-- start of Data for processing --

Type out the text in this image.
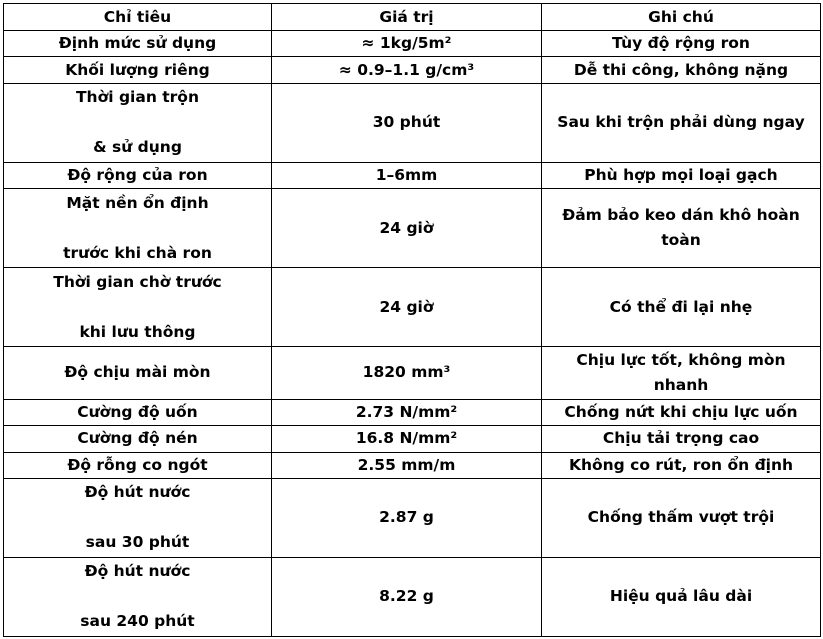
Chỉ tiêu	Giá trị	Ghi chú
Định mức sử dụng	≈ 1kg/5m²	Tùy độ rộng ron
Khối lượng riêng	≈ 0.9–1.1 g/cm³	Dễ thi công, không nặng

Thời gian trộn
& sử dụng	30 phút	Sau khi trộn phải dùng ngay
Độ rộng của ron	1–6mm	Phù hợp mọi loại gạch

Mặt nền ổn định
trước khi chà ron	24 giờ	Đảm bảo keo dán khô hoàn toàn

Thời gian chờ trước
khi lưu thông	24 giờ	Có thể đi lại nhẹ
Độ chịu mài mòn	1820 mm³	Chịu lực tốt, không mòn nhanh
Cường độ uốn	2.73 N/mm²	Chống nứt khi chịu lực uốn
Cường độ nén	16.8 N/mm²	Chịu tải trọng cao
Độ rỗng co ngót	2.55 mm/m	Không co rút, ron ổn định

Độ hút nước
sau 30 phút	2.87 g	Chống thấm vượt trội

Độ hút nước
sau 240 phút	8.22 g	Hiệu quả lâu dài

-- end of Data for processing --

Reproduce the material above in full, exactly, with no images.

Type out the text in this image.
Chỉ tiêu	Giá trị	Ghi chú
Định mức sử dụng	≈ 1kg/5m²	Tùy độ rộng ron
Khối lượng riêng	≈ 0.9–1.1 g/cm³	Dễ thi công, không nặng

Thời gian trộn
& sử dụng	30 phút	Sau khi trộn phải dùng ngay
Độ rộng của ron	1–6mm	Phù hợp mọi loại gạch

Mặt nền ổn định
trước khi chà ron	24 giờ	Đảm bảo keo dán khô hoàn toàn

Thời gian chờ trước
khi lưu thông	24 giờ	Có thể đi lại nhẹ
Độ chịu mài mòn	1820 mm³	Chịu lực tốt, không mòn nhanh
Cường độ uốn	2.73 N/mm²	Chống nứt khi chịu lực uốn
Cường độ nén	16.8 N/mm²	Chịu tải trọng cao
Độ rỗng co ngót	2.55 mm/m	Không co rút, ron ổn định

Độ hút nước
sau 30 phút	2.87 g	Chống thấm vượt trội

Độ hút nước
sau 240 phút	8.22 g	Hiệu quả lâu dài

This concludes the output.